Recorded data:
——————————

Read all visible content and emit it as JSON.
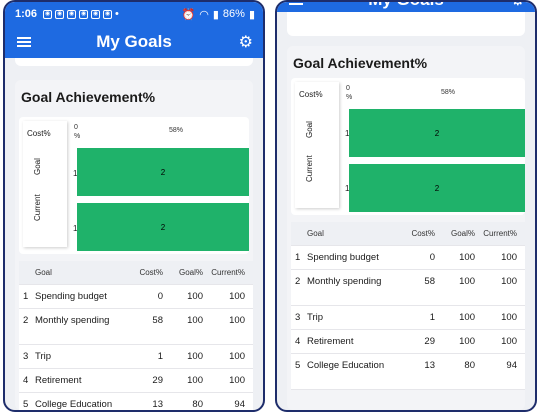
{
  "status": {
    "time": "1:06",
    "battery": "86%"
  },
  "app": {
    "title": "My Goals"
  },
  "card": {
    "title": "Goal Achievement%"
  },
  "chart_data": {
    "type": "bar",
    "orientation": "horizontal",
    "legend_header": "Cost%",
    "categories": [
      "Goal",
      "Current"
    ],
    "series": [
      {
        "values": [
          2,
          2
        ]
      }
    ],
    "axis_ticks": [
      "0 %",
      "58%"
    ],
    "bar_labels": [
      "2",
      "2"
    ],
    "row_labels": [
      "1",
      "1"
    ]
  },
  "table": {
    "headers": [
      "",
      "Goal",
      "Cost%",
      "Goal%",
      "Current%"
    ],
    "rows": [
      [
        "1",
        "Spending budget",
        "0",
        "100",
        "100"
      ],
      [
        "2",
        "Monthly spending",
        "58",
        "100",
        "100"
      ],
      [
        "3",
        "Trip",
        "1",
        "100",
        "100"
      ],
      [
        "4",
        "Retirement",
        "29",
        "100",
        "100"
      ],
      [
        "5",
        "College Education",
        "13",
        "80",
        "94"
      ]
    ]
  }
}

——————————

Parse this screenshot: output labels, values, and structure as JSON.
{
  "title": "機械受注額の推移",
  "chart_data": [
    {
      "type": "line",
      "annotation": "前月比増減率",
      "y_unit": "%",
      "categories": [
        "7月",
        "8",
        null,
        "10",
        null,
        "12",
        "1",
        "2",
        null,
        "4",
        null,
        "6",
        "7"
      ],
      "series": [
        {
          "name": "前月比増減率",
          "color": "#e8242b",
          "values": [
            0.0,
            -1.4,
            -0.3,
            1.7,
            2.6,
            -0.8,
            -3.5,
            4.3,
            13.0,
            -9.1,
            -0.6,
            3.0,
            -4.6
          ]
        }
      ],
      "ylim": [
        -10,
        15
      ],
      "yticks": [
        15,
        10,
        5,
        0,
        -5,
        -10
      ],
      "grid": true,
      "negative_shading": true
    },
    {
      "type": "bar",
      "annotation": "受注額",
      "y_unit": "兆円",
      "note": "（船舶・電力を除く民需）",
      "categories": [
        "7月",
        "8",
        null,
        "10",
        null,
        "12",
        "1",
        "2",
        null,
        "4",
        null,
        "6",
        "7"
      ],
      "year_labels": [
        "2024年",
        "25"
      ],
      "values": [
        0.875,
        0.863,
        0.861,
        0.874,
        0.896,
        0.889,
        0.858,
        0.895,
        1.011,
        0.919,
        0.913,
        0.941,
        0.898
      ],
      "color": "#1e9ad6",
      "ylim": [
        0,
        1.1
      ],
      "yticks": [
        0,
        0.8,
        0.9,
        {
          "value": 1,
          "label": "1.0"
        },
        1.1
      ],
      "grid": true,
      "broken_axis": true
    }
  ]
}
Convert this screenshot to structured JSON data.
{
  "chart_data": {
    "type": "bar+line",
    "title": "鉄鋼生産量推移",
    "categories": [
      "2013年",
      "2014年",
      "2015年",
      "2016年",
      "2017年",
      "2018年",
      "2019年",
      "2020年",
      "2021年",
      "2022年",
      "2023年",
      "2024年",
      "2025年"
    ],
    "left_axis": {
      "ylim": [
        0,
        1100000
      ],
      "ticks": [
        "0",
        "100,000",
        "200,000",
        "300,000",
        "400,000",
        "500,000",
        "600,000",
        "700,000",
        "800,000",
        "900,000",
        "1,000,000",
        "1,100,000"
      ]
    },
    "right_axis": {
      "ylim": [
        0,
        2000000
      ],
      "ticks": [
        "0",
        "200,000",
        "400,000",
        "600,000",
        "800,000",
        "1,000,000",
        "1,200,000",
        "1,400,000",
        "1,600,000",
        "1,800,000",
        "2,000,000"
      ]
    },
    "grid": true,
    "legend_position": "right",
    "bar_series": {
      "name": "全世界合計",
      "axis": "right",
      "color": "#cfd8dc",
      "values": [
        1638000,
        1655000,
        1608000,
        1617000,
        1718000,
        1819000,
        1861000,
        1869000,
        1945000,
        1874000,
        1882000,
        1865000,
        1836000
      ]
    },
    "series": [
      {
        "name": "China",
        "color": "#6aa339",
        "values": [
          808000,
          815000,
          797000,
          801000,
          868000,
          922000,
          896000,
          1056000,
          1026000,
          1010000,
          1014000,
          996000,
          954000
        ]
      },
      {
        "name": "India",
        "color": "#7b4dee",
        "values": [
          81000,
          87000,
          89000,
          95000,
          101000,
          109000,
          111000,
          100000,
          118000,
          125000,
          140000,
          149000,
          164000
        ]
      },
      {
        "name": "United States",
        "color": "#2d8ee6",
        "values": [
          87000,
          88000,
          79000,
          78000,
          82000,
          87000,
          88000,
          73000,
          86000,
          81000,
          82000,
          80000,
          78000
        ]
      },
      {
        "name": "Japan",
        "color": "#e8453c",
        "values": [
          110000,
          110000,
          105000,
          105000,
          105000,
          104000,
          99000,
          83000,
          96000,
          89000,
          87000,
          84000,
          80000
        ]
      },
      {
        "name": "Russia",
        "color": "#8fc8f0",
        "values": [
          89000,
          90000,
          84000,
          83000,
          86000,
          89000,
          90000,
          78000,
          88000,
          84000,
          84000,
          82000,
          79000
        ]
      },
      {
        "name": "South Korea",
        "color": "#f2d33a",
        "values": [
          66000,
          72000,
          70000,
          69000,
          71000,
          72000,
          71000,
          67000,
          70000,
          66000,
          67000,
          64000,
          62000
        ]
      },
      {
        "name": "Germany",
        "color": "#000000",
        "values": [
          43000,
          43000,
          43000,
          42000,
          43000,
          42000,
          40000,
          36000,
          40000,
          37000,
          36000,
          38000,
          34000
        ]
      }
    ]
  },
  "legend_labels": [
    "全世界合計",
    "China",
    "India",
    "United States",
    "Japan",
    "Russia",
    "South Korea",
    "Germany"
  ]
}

——————————

**YOUR OBJECTIVE**: Scan the records above, count the lines with "type" in them, and give only the number.

**CORRECT ANSWER**: 4